== Page text

Bean shoot parts that respond to glyphosate (N- (phosphonomethyl)glycine) in ways useful for bioassay were determined by applying glyphosate doses of 3.8 to 60.3 ug ae per plant to the simple leaves when the first trifoliolate leaflets were about 1 cm long. Dry weights of parts that were almost fully enlarged at treatment were greater in treated than untreated plants after two weeks. Maximum weight increase was found with the 15.1 ug dose. Growth of younger shoot parts was reduced by glyphosate, showing linear reductions with log dose from 3.8 to 30.2 ug. Growth reduction of young shoot parts was therefore concluded to be a better measure of sublethal glyphosate activity than reduction of total shoot growth. Using the above assay, growth of bean plants from a controlled environment was evaluated after treatment with a 3.0 mM glyphosate solution applied in uniform drops of 138, 430, and 1230 um diameter. The largest drops were less effective than both smaller sizes, and no difference in activity between the two smaller sizes was found. Bean plants grown outdoors in pots responded similarly to a 12.2 mM glyphosate solution applied in drops of 138, 240, 430, 740, and 1230 um diameter. There were no activity differences between the four smallest sizes, and the 1230 um size was less effective than all others. To ascertain effects of leaf coverage on glyphosate activity, 1.0 ul drops of glyphosate solution were applied to the simple leaves of bean plants and physically spread with the tip of a small, glass rod to cover areas of different size. Herbicidal activity was reduced with increased drop spread on plants grown in a controlled environment, but not with plants grown outdoors. Cuticular adsorption of glyphosate was assumed not to be a factor in reducing activity because isolated leaf cuticles from beans grown both outdoors and in a growth chamber were shaken in an aqueous solution of 14C-glyphosate at 25 C and showed no adsorptive tendency throughout an 83-hour period. The hypothesis that glyphosate applied in low volumes is more effective because of reduced leaf surface contact is not supported by drop size data, and is supported only by results from controlled environment treatments showing less activity from increased drop spread.

====
== Data

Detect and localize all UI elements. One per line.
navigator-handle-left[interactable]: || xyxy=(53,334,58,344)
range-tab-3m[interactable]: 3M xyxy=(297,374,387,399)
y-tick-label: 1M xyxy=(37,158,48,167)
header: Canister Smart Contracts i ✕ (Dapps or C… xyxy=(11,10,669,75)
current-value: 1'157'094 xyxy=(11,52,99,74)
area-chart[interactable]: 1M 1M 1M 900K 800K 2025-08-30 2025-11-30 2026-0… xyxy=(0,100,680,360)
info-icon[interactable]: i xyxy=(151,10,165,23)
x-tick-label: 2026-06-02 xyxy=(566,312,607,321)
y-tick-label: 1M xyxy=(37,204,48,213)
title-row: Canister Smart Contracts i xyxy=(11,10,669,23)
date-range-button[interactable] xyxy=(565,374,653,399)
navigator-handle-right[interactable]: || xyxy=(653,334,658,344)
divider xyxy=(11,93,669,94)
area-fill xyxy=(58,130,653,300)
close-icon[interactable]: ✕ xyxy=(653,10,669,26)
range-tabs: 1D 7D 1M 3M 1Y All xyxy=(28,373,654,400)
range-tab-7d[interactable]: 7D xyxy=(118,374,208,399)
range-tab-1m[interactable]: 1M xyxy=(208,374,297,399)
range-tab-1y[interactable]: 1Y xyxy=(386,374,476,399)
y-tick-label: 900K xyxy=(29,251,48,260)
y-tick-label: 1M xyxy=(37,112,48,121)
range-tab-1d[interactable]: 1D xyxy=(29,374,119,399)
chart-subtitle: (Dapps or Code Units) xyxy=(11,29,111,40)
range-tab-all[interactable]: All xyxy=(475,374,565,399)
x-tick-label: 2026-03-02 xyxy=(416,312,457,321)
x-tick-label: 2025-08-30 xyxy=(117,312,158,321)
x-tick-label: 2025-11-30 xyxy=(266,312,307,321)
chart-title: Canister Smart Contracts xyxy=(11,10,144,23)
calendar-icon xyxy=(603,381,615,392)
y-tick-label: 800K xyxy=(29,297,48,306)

====

§ Requirement
Please state which glyphosate dose gave the maximum weight increase, according to the glyphosate text. The material comes from a different source than the glyphosate text.

§ Response
The 15.1 ug dose.